### WORK TO BE COMPLETED
Present every line in which the string "since" appears.

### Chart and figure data

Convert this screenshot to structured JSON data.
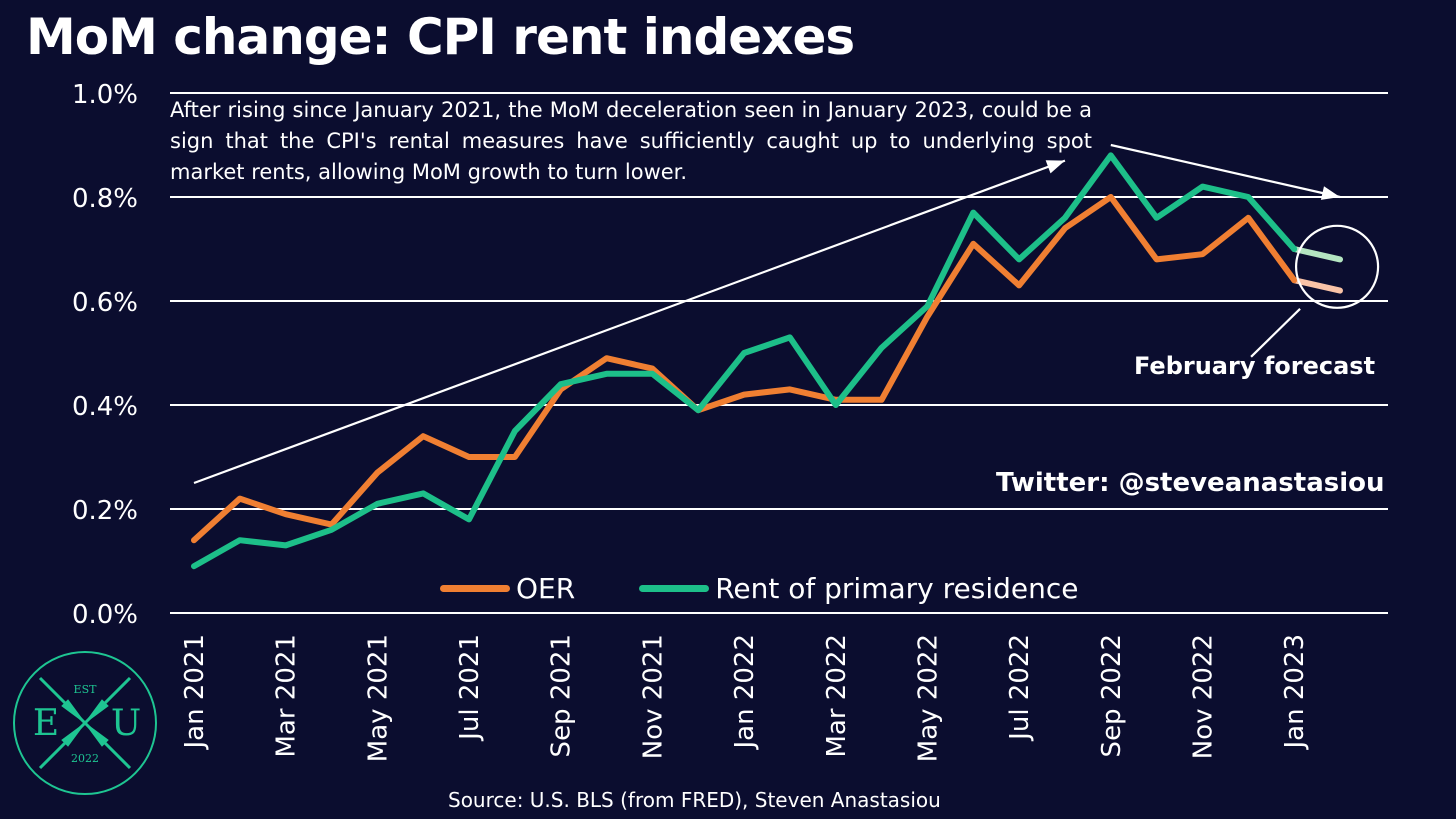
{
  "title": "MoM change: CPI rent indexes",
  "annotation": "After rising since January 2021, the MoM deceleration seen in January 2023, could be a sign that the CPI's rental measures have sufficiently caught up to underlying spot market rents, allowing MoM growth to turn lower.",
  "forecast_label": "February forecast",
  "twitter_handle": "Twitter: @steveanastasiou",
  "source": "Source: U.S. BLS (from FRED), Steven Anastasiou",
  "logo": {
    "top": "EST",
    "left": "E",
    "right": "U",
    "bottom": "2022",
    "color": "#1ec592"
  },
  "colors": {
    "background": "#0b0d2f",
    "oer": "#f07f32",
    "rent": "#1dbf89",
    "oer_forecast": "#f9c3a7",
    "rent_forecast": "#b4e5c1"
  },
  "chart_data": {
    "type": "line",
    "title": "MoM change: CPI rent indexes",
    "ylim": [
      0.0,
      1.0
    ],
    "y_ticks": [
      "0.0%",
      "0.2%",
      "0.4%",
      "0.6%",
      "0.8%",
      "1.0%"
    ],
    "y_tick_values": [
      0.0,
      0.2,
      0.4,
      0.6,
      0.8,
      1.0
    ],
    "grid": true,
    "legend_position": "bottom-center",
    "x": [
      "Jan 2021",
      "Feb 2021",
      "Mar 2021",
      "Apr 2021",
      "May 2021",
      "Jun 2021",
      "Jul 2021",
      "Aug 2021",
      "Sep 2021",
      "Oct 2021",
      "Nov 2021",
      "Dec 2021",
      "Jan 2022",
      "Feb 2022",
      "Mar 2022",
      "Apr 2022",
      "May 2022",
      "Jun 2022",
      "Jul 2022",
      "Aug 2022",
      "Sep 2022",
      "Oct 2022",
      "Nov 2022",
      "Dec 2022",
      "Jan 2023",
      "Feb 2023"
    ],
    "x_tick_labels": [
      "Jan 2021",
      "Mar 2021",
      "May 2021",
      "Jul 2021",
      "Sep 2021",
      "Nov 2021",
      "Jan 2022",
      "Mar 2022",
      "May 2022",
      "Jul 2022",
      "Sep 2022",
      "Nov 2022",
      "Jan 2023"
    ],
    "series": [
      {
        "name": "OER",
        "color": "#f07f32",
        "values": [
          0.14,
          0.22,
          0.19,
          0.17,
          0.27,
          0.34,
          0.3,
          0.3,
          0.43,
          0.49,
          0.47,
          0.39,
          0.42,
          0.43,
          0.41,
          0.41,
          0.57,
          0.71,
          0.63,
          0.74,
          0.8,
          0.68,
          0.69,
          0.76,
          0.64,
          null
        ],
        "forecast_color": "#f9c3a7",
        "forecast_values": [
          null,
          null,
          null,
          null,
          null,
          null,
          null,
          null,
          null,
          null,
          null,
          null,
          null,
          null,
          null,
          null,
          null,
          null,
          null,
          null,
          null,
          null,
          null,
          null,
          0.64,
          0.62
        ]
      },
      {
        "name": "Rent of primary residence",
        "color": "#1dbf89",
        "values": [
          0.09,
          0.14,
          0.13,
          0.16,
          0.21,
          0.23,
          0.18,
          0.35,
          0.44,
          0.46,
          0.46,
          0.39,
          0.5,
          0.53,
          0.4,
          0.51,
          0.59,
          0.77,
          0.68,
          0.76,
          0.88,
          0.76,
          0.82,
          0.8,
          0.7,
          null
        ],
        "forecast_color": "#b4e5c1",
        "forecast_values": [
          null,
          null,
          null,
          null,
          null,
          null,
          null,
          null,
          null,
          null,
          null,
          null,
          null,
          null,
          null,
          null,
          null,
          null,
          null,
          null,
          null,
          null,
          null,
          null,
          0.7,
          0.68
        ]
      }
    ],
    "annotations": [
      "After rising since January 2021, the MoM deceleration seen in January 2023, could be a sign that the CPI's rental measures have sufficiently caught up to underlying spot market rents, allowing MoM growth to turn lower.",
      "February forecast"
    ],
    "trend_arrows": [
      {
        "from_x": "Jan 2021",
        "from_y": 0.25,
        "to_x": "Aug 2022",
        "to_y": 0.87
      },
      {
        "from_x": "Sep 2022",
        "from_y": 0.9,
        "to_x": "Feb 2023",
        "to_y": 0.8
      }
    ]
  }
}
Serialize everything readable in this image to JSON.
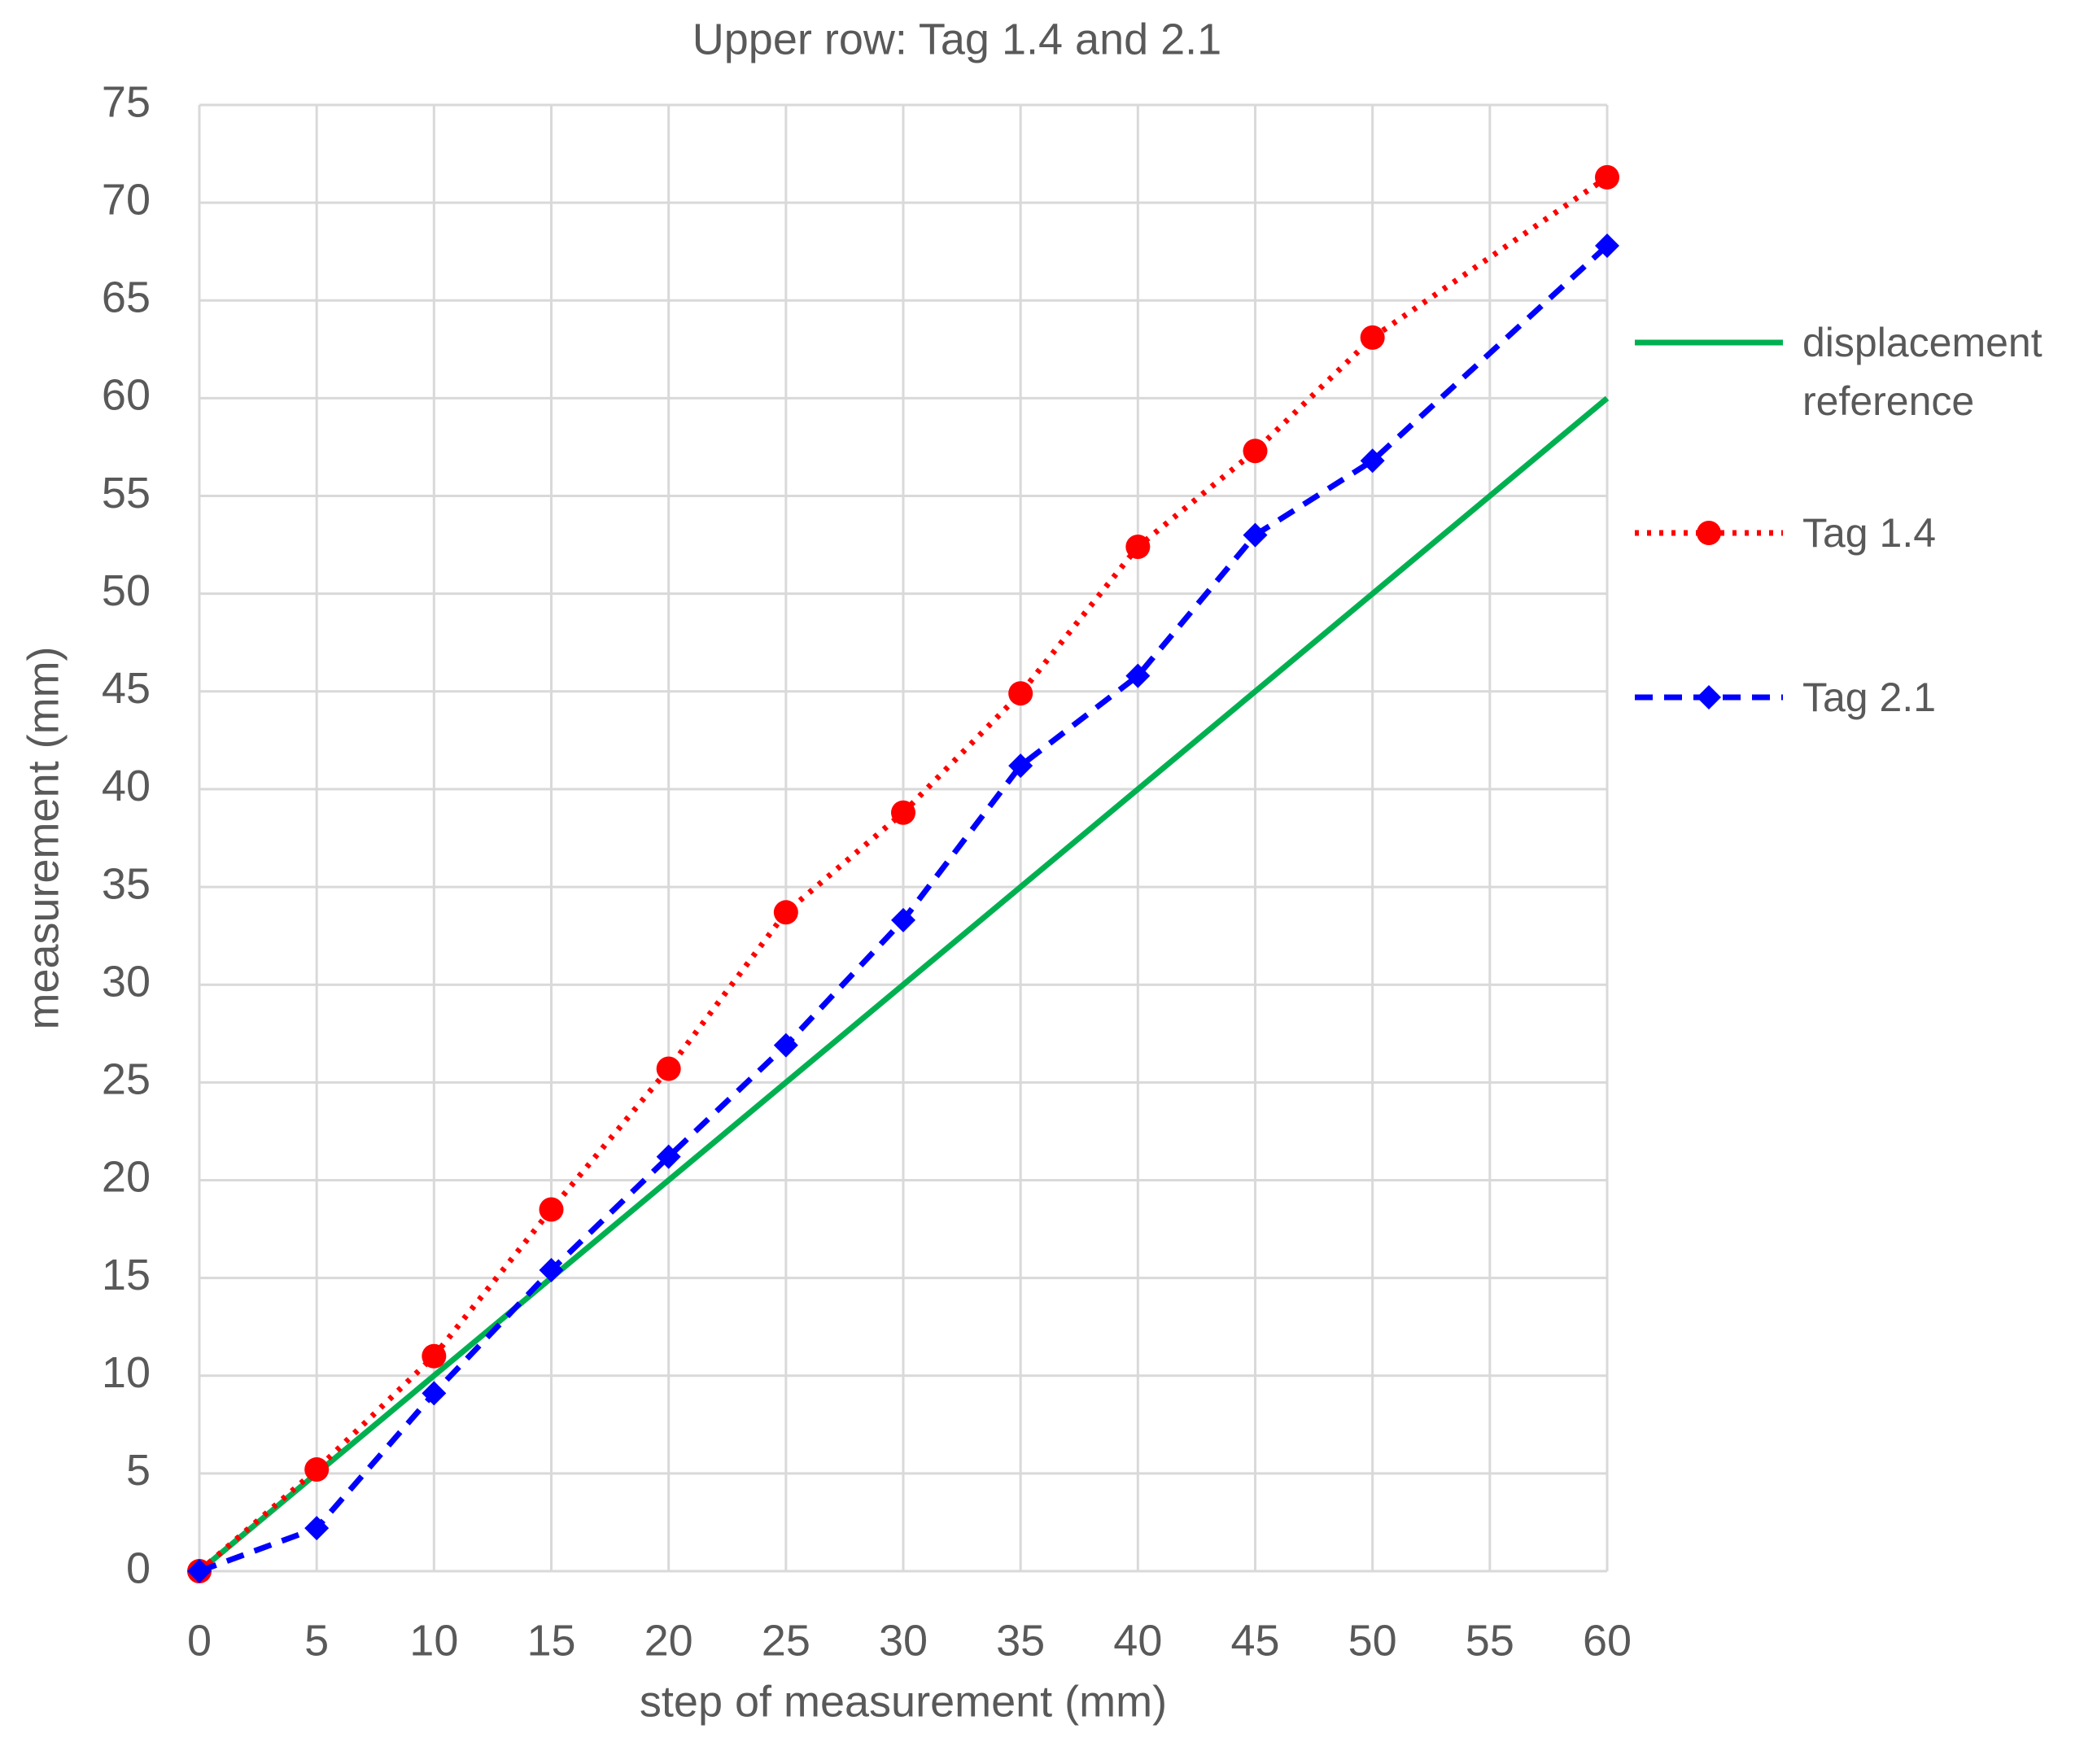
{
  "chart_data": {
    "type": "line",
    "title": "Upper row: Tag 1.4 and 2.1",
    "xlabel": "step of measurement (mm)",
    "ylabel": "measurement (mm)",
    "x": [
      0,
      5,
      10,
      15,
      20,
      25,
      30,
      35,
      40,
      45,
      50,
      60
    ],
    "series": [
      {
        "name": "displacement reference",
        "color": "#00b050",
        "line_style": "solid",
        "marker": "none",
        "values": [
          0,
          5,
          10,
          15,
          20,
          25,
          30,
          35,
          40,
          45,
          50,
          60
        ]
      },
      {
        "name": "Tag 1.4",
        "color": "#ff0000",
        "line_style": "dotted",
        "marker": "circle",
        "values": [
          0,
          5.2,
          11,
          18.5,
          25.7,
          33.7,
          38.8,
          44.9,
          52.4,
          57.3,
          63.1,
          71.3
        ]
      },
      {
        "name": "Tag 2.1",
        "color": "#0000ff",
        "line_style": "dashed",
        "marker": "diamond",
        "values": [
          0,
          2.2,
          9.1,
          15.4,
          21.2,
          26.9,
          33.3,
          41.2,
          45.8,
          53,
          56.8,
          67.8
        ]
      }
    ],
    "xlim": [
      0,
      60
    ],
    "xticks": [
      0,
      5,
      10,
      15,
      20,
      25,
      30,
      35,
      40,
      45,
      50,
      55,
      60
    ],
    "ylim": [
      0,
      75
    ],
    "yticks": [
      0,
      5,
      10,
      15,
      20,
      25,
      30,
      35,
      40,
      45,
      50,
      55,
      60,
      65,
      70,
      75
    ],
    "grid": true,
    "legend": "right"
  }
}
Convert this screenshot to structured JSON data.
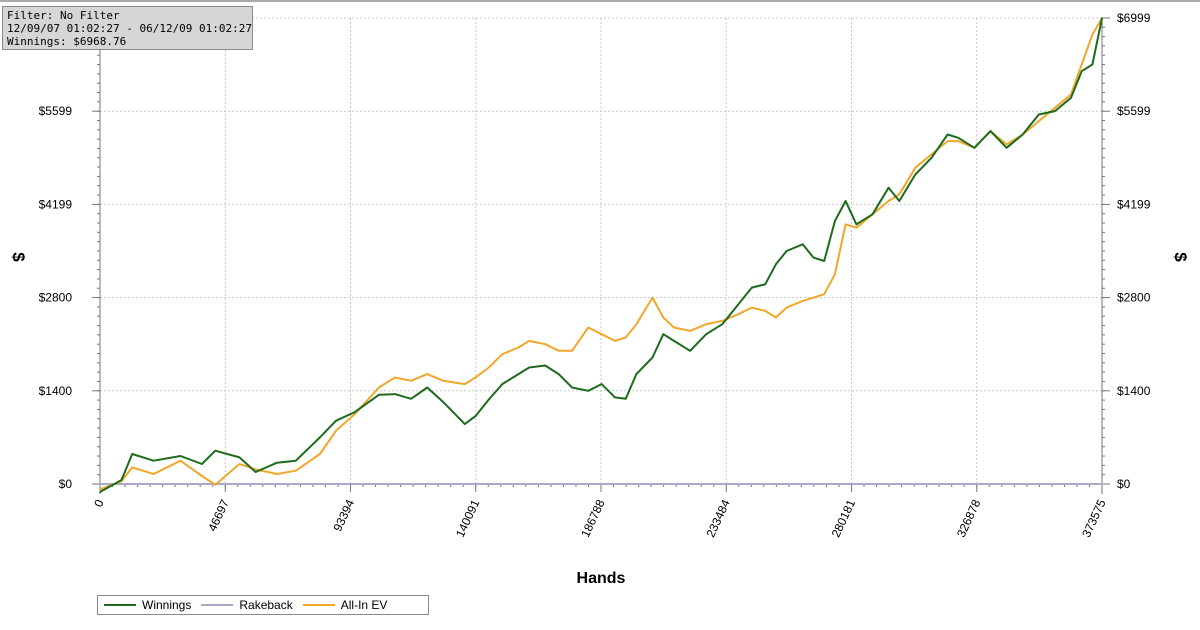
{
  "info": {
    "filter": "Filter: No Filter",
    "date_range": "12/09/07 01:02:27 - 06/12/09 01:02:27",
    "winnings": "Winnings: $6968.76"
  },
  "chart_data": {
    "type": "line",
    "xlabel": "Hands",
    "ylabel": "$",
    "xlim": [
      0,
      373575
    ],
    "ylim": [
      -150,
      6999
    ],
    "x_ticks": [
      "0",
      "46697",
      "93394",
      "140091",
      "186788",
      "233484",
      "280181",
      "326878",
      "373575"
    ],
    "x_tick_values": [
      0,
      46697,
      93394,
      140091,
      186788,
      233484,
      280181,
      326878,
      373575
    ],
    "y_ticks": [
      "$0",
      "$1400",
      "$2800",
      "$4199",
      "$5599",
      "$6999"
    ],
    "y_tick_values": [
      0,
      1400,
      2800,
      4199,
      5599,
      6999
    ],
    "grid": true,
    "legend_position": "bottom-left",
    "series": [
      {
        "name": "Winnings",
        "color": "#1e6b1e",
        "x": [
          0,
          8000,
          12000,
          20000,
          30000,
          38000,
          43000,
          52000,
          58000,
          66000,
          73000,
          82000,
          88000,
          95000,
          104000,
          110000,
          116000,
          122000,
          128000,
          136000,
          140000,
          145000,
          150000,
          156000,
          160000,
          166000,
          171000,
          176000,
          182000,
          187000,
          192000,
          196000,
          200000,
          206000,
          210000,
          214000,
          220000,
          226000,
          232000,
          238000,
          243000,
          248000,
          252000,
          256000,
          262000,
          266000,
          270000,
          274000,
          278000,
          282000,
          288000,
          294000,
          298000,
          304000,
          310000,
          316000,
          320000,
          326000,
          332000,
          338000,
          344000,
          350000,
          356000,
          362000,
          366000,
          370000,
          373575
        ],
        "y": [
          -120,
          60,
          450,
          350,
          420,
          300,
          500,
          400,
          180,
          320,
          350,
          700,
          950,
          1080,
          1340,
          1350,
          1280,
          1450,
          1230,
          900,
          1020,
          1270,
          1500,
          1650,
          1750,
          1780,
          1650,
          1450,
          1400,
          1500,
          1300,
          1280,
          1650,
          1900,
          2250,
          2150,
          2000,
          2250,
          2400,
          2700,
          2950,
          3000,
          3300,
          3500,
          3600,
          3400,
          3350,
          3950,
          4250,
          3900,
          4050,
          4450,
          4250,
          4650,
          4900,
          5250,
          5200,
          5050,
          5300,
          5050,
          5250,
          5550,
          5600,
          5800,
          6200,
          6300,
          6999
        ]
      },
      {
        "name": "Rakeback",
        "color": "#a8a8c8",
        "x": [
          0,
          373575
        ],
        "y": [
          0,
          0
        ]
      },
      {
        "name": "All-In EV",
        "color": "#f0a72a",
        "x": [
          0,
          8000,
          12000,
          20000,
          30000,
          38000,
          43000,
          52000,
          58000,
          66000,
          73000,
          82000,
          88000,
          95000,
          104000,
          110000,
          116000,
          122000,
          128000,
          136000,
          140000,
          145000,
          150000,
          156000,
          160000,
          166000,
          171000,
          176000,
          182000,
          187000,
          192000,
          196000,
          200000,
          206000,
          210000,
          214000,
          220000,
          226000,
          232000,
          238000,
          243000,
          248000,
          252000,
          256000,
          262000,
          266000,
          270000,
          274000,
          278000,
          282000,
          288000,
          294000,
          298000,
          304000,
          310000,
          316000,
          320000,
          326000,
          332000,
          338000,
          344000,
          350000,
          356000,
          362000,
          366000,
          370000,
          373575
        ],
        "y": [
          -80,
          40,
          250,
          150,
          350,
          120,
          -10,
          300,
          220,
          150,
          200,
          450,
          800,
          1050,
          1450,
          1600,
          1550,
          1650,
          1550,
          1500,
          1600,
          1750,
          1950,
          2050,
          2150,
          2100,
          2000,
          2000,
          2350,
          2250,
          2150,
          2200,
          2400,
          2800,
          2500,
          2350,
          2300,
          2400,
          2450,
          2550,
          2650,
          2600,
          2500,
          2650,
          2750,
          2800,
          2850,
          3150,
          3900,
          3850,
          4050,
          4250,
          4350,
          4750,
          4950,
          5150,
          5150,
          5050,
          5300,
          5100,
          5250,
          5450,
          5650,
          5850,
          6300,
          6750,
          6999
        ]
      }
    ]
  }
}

### WRITTEN RESPONSE
  "annotation": "After rising since January 2021, the MoM deceleration seen in January 2023, could be a sign that the CPI's rental measures have sufficiently caught up to underlying spot market rents, allowing MoM growth to turn lower.",
      "After rising since January 2021, the MoM deceleration seen in January 2023, could be a sign that the CPI's rental measures have sufficiently caught up to underlying spot market rents, allowing MoM growth to turn lower.",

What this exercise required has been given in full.